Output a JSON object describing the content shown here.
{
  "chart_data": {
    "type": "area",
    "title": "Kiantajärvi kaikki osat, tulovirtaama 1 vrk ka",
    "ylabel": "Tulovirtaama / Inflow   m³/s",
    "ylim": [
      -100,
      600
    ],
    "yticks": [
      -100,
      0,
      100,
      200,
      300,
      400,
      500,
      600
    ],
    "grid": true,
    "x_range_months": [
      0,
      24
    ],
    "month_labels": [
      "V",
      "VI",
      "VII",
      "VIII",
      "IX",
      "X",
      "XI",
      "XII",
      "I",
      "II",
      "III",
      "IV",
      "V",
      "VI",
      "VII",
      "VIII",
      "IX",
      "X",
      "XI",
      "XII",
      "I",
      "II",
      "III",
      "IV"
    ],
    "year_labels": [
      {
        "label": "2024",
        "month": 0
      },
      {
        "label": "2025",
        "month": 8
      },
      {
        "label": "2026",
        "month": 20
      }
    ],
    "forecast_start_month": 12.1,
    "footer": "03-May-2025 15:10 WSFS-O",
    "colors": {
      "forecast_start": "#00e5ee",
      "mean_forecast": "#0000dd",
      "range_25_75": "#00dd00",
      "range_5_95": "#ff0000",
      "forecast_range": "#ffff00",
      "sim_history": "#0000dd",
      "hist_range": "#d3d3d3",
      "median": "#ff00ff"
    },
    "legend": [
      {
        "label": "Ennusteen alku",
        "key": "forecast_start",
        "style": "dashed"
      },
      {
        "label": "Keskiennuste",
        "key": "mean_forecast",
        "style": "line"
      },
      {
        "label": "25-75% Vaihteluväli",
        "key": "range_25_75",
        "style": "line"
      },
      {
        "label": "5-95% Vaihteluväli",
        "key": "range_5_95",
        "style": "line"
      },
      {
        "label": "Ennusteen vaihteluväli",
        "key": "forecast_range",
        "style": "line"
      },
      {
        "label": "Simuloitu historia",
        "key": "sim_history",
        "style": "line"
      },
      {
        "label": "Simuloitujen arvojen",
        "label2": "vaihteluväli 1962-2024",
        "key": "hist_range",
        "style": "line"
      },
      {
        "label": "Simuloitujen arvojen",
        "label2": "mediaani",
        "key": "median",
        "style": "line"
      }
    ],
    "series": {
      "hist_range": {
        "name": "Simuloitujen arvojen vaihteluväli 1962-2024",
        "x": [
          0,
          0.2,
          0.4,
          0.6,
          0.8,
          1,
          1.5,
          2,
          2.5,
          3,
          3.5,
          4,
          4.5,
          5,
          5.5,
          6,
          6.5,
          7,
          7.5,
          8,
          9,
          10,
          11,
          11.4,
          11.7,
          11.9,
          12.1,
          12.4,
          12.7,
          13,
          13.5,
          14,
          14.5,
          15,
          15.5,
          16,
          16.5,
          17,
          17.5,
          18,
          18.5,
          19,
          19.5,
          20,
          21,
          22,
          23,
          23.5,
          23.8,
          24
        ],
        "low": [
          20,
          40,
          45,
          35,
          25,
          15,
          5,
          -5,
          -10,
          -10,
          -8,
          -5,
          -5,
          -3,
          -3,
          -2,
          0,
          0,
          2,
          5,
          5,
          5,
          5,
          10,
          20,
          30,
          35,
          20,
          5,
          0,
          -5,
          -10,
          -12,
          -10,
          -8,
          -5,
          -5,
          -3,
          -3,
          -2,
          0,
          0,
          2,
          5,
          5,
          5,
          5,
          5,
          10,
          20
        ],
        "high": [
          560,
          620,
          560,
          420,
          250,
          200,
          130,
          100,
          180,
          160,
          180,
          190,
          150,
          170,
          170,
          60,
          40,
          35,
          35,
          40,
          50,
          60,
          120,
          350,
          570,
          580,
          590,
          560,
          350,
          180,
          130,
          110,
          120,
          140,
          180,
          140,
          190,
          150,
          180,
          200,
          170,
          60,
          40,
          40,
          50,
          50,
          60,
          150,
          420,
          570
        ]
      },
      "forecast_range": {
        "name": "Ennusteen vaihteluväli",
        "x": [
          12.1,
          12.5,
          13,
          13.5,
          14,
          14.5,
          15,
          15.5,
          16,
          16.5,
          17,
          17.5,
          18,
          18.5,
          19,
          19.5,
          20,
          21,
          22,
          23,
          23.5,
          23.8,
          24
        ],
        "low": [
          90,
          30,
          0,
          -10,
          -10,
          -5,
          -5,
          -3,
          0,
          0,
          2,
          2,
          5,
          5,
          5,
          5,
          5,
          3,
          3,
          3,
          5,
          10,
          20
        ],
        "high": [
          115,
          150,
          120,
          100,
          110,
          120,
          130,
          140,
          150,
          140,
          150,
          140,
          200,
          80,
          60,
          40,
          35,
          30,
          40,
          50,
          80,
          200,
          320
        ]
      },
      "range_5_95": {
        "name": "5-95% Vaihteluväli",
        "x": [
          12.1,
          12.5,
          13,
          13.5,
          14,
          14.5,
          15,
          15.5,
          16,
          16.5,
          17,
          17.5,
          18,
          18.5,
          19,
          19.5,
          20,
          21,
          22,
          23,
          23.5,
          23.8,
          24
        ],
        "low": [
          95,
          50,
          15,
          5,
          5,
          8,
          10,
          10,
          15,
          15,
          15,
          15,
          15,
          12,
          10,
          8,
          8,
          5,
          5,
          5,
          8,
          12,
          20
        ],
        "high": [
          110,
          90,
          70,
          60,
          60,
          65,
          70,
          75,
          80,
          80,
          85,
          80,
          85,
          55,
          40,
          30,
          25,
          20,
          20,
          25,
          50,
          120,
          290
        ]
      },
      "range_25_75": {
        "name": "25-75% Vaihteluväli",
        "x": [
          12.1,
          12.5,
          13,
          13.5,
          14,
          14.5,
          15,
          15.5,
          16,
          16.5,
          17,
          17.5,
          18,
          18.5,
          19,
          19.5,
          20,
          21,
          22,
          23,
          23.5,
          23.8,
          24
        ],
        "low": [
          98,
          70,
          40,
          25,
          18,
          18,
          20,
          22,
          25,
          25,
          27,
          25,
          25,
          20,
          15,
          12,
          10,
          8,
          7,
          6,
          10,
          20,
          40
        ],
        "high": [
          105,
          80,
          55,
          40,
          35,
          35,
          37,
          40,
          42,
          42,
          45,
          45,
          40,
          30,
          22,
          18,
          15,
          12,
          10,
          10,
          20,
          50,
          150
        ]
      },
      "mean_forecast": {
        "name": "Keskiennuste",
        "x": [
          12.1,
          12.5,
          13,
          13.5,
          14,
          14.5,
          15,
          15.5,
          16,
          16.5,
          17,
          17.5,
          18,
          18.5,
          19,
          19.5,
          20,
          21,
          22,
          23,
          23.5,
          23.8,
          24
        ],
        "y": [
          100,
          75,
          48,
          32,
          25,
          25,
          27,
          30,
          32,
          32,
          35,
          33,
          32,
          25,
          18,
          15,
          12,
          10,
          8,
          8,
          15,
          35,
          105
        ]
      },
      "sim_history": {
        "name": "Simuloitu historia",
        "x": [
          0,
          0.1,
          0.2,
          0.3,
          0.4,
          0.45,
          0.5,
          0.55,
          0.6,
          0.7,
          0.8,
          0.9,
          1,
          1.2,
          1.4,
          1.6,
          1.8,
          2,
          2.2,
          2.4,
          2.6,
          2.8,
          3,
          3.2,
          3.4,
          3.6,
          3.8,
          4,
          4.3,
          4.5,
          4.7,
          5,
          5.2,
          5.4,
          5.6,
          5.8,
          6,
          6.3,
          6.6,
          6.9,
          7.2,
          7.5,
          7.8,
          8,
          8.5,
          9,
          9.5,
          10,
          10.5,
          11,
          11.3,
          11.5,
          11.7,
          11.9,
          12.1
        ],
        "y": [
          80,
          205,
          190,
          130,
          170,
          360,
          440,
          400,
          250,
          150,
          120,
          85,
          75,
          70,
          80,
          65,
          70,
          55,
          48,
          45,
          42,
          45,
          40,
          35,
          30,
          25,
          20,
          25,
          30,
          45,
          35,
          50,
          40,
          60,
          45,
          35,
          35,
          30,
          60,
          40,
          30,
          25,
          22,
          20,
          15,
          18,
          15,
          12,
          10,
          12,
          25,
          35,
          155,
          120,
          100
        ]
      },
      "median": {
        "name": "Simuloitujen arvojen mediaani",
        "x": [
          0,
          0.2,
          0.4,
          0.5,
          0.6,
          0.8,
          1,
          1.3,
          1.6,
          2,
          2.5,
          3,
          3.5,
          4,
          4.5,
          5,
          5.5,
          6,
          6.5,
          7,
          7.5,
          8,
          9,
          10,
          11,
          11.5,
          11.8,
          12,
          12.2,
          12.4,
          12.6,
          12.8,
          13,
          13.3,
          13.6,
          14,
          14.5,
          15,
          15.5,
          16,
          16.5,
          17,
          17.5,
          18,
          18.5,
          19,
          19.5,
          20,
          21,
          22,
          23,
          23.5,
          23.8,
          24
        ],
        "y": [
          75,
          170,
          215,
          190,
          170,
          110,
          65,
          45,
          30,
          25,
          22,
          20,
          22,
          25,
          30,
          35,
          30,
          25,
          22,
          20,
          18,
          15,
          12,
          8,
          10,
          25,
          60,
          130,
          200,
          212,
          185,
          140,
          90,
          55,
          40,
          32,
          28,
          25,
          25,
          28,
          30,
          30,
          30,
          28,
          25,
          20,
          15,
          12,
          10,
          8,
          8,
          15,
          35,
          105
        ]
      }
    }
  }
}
--------------------------------
**TASK INSTRUCTIONS**
Count every line bearing the word "name"; report the total only.

**TASK SOLUTION**
7